*What is asked*. Leave out the pictures and copy everything else below exactly.

*Provided entries*.
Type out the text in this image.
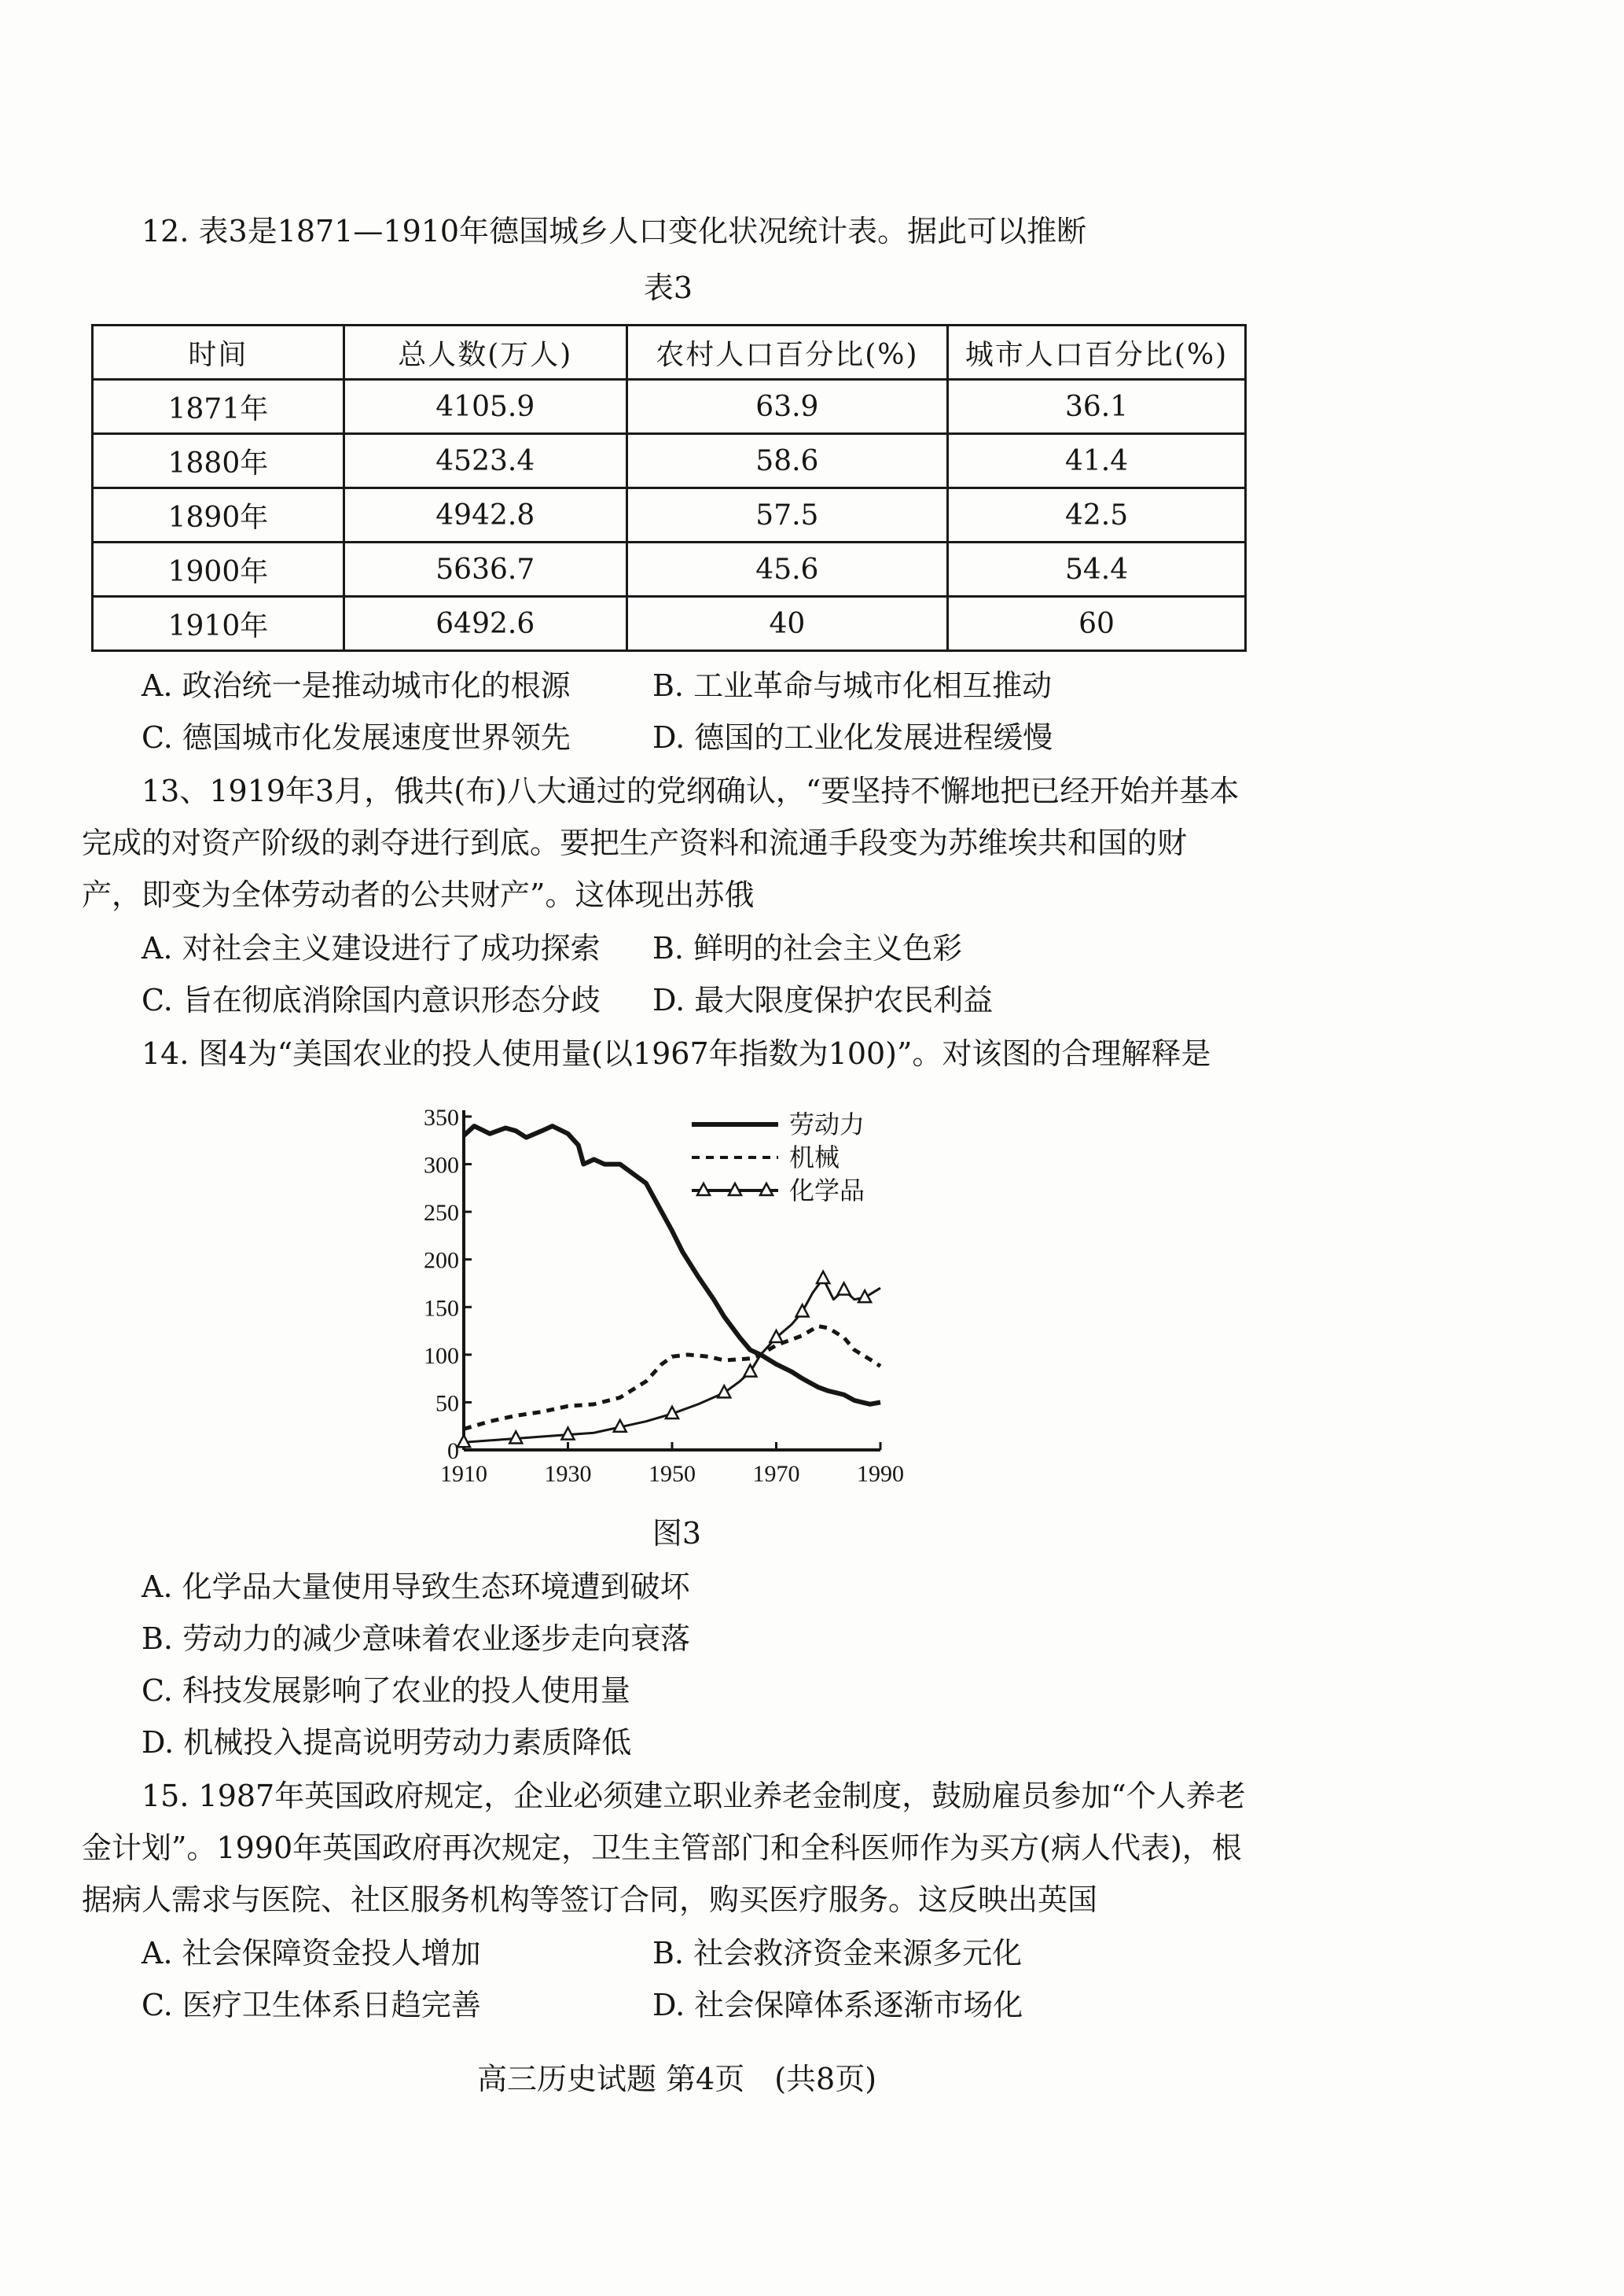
12. 表3是1871—1910年德国城乡人口变化状况统计表。据此可以推断
表3
时间	总人数(万人)	农村人口百分比(%)	城市人口百分比(%)
1871年	4105.9	63.9	36.1
1880年	4523.4	58.6	41.4
1890年	4942.8	57.5	42.5
1900年	5636.7	45.6	54.4
1910年	6492.6	40	60
A. 政治统一是推动城市化的根源	B. 工业革命与城市化相互推动
C. 德国城市化发展速度世界领先	D. 德国的工业化发展进程缓慢
13、1919年3月，俄共(布)八大通过的党纲确认，“要坚持不懈地把已经开始并基本
完成的对资产阶级的剥夺进行到底。要把生产资料和流通手段变为苏维埃共和国的财
产，即变为全体劳动者的公共财产”。这体现出苏俄
A. 对社会主义建设进行了成功探索 B. 鲜明的社会主义色彩
C. 旨在彻底消除国内意识形态分歧 D. 最大限度保护农民利益
14. 图4为“美国农业的投人使用量(以1967年指数为100)”。对该图的合理解释是
0
50
100
150
200
250
300
350
1910 1930 1950 1970 1990
劳动力
机械
化学品
图3
A. 化学品大量使用导致生态环境遭到破坏
B. 劳动力的减少意味着农业逐步走向衰落
C. 科技发展影响了农业的投人使用量
D. 机械投入提高说明劳动力素质降低
15. 1987年英国政府规定，企业必须建立职业养老金制度，鼓励雇员参加“个人养老
金计划”。1990年英国政府再次规定，卫生主管部门和全科医师作为买方(病人代表)，根
据病人需求与医院、社区服务机构等签订合同，购买医疗服务。这反映出英国
A. 社会保障资金投人增加	B. 社会救济资金来源多元化
C. 医疗卫生体系日趋完善	D. 社会保障体系逐渐市场化
高三历史试题 第4页　(共8页)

*Exercise output*.
Type out the text in this image.
12. 表3是1871—1910年德国城乡人口变化状况统计表。据此可以推断
表3
时间	总人数(万人)	农村人口百分比(%)	城市人口百分比(%)
1871年	4105.9	63.9	36.1
1880年	4523.4	58.6	41.4
1890年	4942.8	57.5	42.5
1900年	5636.7	45.6	54.4
1910年	6492.6	40	60
A. 政治统一是推动城市化的根源	B. 工业革命与城市化相互推动
C. 德国城市化发展速度世界领先	D. 德国的工业化发展进程缓慢
13、1919年3月，俄共(布)八大通过的党纲确认，“要坚持不懈地把已经开始并基本
完成的对资产阶级的剥夺进行到底。要把生产资料和流通手段变为苏维埃共和国的财
产，即变为全体劳动者的公共财产”。这体现出苏俄
A. 对社会主义建设进行了成功探索 B. 鲜明的社会主义色彩
C. 旨在彻底消除国内意识形态分歧 D. 最大限度保护农民利益
14. 图4为“美国农业的投人使用量(以1967年指数为100)”。对该图的合理解释是
0
50
100
150
200
250
300
350
1910 1930 1950 1970 1990
劳动力
机械
化学品
图3
A. 化学品大量使用导致生态环境遭到破坏
B. 劳动力的减少意味着农业逐步走向衰落
C. 科技发展影响了农业的投人使用量
D. 机械投入提高说明劳动力素质降低
15. 1987年英国政府规定，企业必须建立职业养老金制度，鼓励雇员参加“个人养老
金计划”。1990年英国政府再次规定，卫生主管部门和全科医师作为买方(病人代表)，根
据病人需求与医院、社区服务机构等签订合同，购买医疗服务。这反映出英国
A. 社会保障资金投人增加	B. 社会救济资金来源多元化
C. 医疗卫生体系日趋完善	D. 社会保障体系逐渐市场化
高三历史试题 第4页　(共8页)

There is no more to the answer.